BEGIN

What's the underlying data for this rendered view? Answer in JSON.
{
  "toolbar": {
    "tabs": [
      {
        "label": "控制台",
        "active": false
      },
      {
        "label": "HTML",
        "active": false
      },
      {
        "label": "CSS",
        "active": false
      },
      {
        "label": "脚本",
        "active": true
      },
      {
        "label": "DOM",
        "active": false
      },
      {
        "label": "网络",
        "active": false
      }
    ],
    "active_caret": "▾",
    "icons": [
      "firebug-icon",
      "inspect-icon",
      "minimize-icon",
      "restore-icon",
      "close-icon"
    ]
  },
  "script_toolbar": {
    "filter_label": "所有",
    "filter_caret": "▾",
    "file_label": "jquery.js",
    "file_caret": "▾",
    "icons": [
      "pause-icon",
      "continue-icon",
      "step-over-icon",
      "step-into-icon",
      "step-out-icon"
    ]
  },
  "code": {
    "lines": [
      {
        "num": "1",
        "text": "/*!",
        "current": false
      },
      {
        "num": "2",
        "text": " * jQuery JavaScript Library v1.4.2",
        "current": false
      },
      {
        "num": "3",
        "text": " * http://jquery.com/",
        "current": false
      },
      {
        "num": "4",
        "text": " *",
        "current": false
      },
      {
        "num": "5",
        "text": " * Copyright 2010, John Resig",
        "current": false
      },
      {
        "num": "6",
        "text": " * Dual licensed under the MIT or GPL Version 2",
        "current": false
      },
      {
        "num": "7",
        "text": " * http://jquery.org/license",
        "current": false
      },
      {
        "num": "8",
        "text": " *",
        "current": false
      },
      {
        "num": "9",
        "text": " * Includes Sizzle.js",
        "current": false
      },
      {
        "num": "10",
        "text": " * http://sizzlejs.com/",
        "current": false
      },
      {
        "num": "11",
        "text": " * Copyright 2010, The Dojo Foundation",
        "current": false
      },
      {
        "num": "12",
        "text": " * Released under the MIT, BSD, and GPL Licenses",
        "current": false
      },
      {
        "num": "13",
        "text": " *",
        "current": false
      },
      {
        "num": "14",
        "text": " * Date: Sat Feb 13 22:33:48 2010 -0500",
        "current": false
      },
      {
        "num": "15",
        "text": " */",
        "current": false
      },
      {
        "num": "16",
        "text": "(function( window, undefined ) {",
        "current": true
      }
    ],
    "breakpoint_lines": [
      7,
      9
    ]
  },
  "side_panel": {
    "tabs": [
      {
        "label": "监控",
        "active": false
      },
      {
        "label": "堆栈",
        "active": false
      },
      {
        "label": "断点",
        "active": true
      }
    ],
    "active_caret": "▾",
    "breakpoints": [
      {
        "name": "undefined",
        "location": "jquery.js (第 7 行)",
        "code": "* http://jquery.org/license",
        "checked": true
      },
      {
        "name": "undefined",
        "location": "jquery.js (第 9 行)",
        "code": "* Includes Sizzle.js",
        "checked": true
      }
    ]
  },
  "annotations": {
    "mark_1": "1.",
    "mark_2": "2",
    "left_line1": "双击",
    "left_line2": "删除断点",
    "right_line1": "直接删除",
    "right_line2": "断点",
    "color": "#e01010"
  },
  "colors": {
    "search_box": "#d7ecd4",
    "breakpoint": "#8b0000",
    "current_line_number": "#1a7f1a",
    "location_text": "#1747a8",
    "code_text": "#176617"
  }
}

END

Recopy the whole listing exactly.

What's the underlying data for this rendered view? Answer in JSON.
{
  "toolbar": {
    "tabs": [
      {
        "label": "控制台",
        "active": false
      },
      {
        "label": "HTML",
        "active": false
      },
      {
        "label": "CSS",
        "active": false
      },
      {
        "label": "脚本",
        "active": true
      },
      {
        "label": "DOM",
        "active": false
      },
      {
        "label": "网络",
        "active": false
      }
    ],
    "active_caret": "▾",
    "icons": [
      "firebug-icon",
      "inspect-icon",
      "minimize-icon",
      "restore-icon",
      "close-icon"
    ]
  },
  "script_toolbar": {
    "filter_label": "所有",
    "filter_caret": "▾",
    "file_label": "jquery.js",
    "file_caret": "▾",
    "icons": [
      "pause-icon",
      "continue-icon",
      "step-over-icon",
      "step-into-icon",
      "step-out-icon"
    ]
  },
  "code": {
    "lines": [
      {
        "num": "1",
        "text": "/*!",
        "current": false
      },
      {
        "num": "2",
        "text": " * jQuery JavaScript Library v1.4.2",
        "current": false
      },
      {
        "num": "3",
        "text": " * http://jquery.com/",
        "current": false
      },
      {
        "num": "4",
        "text": " *",
        "current": false
      },
      {
        "num": "5",
        "text": " * Copyright 2010, John Resig",
        "current": false
      },
      {
        "num": "6",
        "text": " * Dual licensed under the MIT or GPL Version 2",
        "current": false
      },
      {
        "num": "7",
        "text": " * http://jquery.org/license",
        "current": false
      },
      {
        "num": "8",
        "text": " *",
        "current": false
      },
      {
        "num": "9",
        "text": " * Includes Sizzle.js",
        "current": false
      },
      {
        "num": "10",
        "text": " * http://sizzlejs.com/",
        "current": false
      },
      {
        "num": "11",
        "text": " * Copyright 2010, The Dojo Foundation",
        "current": false
      },
      {
        "num": "12",
        "text": " * Released under the MIT, BSD, and GPL Licenses",
        "current": false
      },
      {
        "num": "13",
        "text": " *",
        "current": false
      },
      {
        "num": "14",
        "text": " * Date: Sat Feb 13 22:33:48 2010 -0500",
        "current": false
      },
      {
        "num": "15",
        "text": " */",
        "current": false
      },
      {
        "num": "16",
        "text": "(function( window, undefined ) {",
        "current": true
      }
    ],
    "breakpoint_lines": [
      7,
      9
    ]
  },
  "side_panel": {
    "tabs": [
      {
        "label": "监控",
        "active": false
      },
      {
        "label": "堆栈",
        "active": false
      },
      {
        "label": "断点",
        "active": true
      }
    ],
    "active_caret": "▾",
    "breakpoints": [
      {
        "name": "undefined",
        "location": "jquery.js (第 7 行)",
        "code": "* http://jquery.org/license",
        "checked": true
      },
      {
        "name": "undefined",
        "location": "jquery.js (第 9 行)",
        "code": "* Includes Sizzle.js",
        "checked": true
      }
    ]
  },
  "annotations": {
    "mark_1": "1.",
    "mark_2": "2",
    "left_line1": "双击",
    "left_line2": "删除断点",
    "right_line1": "直接删除",
    "right_line2": "断点",
    "color": "#e01010"
  },
  "colors": {
    "search_box": "#d7ecd4",
    "breakpoint": "#8b0000",
    "current_line_number": "#1a7f1a",
    "location_text": "#1747a8",
    "code_text": "#176617"
  }
}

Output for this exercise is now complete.